## begin DATASET RECORDS
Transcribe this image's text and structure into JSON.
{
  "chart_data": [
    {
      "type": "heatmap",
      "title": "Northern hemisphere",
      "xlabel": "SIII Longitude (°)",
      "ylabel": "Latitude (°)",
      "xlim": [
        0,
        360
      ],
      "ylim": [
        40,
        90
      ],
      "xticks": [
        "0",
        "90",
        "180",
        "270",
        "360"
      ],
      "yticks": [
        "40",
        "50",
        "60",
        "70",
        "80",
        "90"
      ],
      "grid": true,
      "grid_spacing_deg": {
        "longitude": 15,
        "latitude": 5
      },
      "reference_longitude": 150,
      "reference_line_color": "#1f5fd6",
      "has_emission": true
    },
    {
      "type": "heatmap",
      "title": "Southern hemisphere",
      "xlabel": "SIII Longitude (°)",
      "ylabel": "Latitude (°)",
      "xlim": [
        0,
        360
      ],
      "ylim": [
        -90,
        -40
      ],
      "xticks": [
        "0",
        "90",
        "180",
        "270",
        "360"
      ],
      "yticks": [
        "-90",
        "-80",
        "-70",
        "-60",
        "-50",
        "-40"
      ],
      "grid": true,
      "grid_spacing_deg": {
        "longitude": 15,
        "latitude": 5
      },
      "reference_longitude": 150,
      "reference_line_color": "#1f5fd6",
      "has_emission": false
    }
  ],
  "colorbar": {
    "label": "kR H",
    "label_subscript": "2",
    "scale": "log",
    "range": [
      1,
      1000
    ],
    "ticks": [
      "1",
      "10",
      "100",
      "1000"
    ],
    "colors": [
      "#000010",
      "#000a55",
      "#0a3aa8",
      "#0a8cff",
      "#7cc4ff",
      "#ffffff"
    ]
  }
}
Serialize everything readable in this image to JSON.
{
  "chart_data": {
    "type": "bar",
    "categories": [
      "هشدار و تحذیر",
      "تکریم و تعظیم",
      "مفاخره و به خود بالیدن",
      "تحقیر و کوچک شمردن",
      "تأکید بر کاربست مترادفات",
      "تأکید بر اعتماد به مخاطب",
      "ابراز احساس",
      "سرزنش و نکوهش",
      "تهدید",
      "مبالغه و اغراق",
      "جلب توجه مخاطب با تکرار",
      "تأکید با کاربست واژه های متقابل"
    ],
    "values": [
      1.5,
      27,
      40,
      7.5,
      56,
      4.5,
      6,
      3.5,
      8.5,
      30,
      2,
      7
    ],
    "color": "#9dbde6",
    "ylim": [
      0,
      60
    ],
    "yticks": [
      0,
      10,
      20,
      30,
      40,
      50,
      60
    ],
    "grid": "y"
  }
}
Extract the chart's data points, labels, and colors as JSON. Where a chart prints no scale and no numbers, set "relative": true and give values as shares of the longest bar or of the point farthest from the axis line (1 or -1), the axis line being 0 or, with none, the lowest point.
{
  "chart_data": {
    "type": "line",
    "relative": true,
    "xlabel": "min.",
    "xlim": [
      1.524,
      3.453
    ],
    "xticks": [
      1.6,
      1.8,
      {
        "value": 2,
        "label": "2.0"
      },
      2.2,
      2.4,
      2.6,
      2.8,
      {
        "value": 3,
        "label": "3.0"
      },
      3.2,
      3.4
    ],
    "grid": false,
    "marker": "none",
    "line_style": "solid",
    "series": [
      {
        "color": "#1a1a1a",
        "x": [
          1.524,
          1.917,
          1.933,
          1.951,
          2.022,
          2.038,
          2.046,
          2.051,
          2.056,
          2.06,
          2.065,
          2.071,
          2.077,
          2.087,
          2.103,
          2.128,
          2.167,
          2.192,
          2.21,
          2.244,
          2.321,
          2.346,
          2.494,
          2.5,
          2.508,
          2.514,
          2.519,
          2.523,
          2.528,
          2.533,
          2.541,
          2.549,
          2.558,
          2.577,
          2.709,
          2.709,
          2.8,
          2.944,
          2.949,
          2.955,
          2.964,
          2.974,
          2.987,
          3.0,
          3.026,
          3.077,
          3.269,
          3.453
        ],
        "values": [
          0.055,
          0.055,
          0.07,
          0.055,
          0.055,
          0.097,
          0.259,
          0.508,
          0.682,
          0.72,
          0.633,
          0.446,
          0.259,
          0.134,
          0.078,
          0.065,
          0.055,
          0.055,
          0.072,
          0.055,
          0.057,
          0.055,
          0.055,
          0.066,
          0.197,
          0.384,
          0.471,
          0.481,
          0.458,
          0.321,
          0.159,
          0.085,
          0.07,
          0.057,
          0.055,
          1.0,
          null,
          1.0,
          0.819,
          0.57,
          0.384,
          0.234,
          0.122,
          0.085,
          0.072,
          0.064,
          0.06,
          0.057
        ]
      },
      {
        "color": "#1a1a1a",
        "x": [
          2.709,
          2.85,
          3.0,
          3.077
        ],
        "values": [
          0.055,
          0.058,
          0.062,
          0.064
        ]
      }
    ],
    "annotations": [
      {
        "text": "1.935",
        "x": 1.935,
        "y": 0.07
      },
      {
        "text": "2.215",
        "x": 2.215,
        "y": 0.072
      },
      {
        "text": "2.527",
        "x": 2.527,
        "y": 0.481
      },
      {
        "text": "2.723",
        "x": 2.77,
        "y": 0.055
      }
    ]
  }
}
## end DATASET RECORDS
WRITTEN TASK: Can you restate every record above word for word?

ANSWER TO THIS EXERCISE:
Transcribe this image's text and structure into JSON.
{
  "chart_data": [
    {
      "type": "heatmap",
      "title": "Northern hemisphere",
      "xlabel": "SIII Longitude (°)",
      "ylabel": "Latitude (°)",
      "xlim": [
        0,
        360
      ],
      "ylim": [
        40,
        90
      ],
      "xticks": [
        "0",
        "90",
        "180",
        "270",
        "360"
      ],
      "yticks": [
        "40",
        "50",
        "60",
        "70",
        "80",
        "90"
      ],
      "grid": true,
      "grid_spacing_deg": {
        "longitude": 15,
        "latitude": 5
      },
      "reference_longitude": 150,
      "reference_line_color": "#1f5fd6",
      "has_emission": true
    },
    {
      "type": "heatmap",
      "title": "Southern hemisphere",
      "xlabel": "SIII Longitude (°)",
      "ylabel": "Latitude (°)",
      "xlim": [
        0,
        360
      ],
      "ylim": [
        -90,
        -40
      ],
      "xticks": [
        "0",
        "90",
        "180",
        "270",
        "360"
      ],
      "yticks": [
        "-90",
        "-80",
        "-70",
        "-60",
        "-50",
        "-40"
      ],
      "grid": true,
      "grid_spacing_deg": {
        "longitude": 15,
        "latitude": 5
      },
      "reference_longitude": 150,
      "reference_line_color": "#1f5fd6",
      "has_emission": false
    }
  ],
  "colorbar": {
    "label": "kR H",
    "label_subscript": "2",
    "scale": "log",
    "range": [
      1,
      1000
    ],
    "ticks": [
      "1",
      "10",
      "100",
      "1000"
    ],
    "colors": [
      "#000010",
      "#000a55",
      "#0a3aa8",
      "#0a8cff",
      "#7cc4ff",
      "#ffffff"
    ]
  }
}
Serialize everything readable in this image to JSON.
{
  "chart_data": {
    "type": "bar",
    "categories": [
      "هشدار و تحذیر",
      "تکریم و تعظیم",
      "مفاخره و به خود بالیدن",
      "تحقیر و کوچک شمردن",
      "تأکید بر کاربست مترادفات",
      "تأکید بر اعتماد به مخاطب",
      "ابراز احساس",
      "سرزنش و نکوهش",
      "تهدید",
      "مبالغه و اغراق",
      "جلب توجه مخاطب با تکرار",
      "تأکید با کاربست واژه های متقابل"
    ],
    "values": [
      1.5,
      27,
      40,
      7.5,
      56,
      4.5,
      6,
      3.5,
      8.5,
      30,
      2,
      7
    ],
    "color": "#9dbde6",
    "ylim": [
      0,
      60
    ],
    "yticks": [
      0,
      10,
      20,
      30,
      40,
      50,
      60
    ],
    "grid": "y"
  }
}
Extract the chart's data points, labels, and colors as JSON. Where a chart prints no scale and no numbers, set "relative": true and give values as shares of the longest bar or of the point farthest from the axis line (1 or -1), the axis line being 0 or, with none, the lowest point.
{
  "chart_data": {
    "type": "line",
    "relative": true,
    "xlabel": "min.",
    "xlim": [
      1.524,
      3.453
    ],
    "xticks": [
      1.6,
      1.8,
      {
        "value": 2,
        "label": "2.0"
      },
      2.2,
      2.4,
      2.6,
      2.8,
      {
        "value": 3,
        "label": "3.0"
      },
      3.2,
      3.4
    ],
    "grid": false,
    "marker": "none",
    "line_style": "solid",
    "series": [
      {
        "color": "#1a1a1a",
        "x": [
          1.524,
          1.917,
          1.933,
          1.951,
          2.022,
          2.038,
          2.046,
          2.051,
          2.056,
          2.06,
          2.065,
          2.071,
          2.077,
          2.087,
          2.103,
          2.128,
          2.167,
          2.192,
          2.21,
          2.244,
          2.321,
          2.346,
          2.494,
          2.5,
          2.508,
          2.514,
          2.519,
          2.523,
          2.528,
          2.533,
          2.541,
          2.549,
          2.558,
          2.577,
          2.709,
          2.709,
          2.8,
          2.944,
          2.949,
          2.955,
          2.964,
          2.974,
          2.987,
          3.0,
          3.026,
          3.077,
          3.269,
          3.453
        ],
        "values": [
          0.055,
          0.055,
          0.07,
          0.055,
          0.055,
          0.097,
          0.259,
          0.508,
          0.682,
          0.72,
          0.633,
          0.446,
          0.259,
          0.134,
          0.078,
          0.065,
          0.055,
          0.055,
          0.072,
          0.055,
          0.057,
          0.055,
          0.055,
          0.066,
          0.197,
          0.384,
          0.471,
          0.481,
          0.458,
          0.321,
          0.159,
          0.085,
          0.07,
          0.057,
          0.055,
          1.0,
          null,
          1.0,
          0.819,
          0.57,
          0.384,
          0.234,
          0.122,
          0.085,
          0.072,
          0.064,
          0.06,
          0.057
        ]
      },
      {
        "color": "#1a1a1a",
        "x": [
          2.709,
          2.85,
          3.0,
          3.077
        ],
        "values": [
          0.055,
          0.058,
          0.062,
          0.064
        ]
      }
    ],
    "annotations": [
      {
        "text": "1.935",
        "x": 1.935,
        "y": 0.07
      },
      {
        "text": "2.215",
        "x": 2.215,
        "y": 0.072
      },
      {
        "text": "2.527",
        "x": 2.527,
        "y": 0.481
      },
      {
        "text": "2.723",
        "x": 2.77,
        "y": 0.055
      }
    ]
  }
}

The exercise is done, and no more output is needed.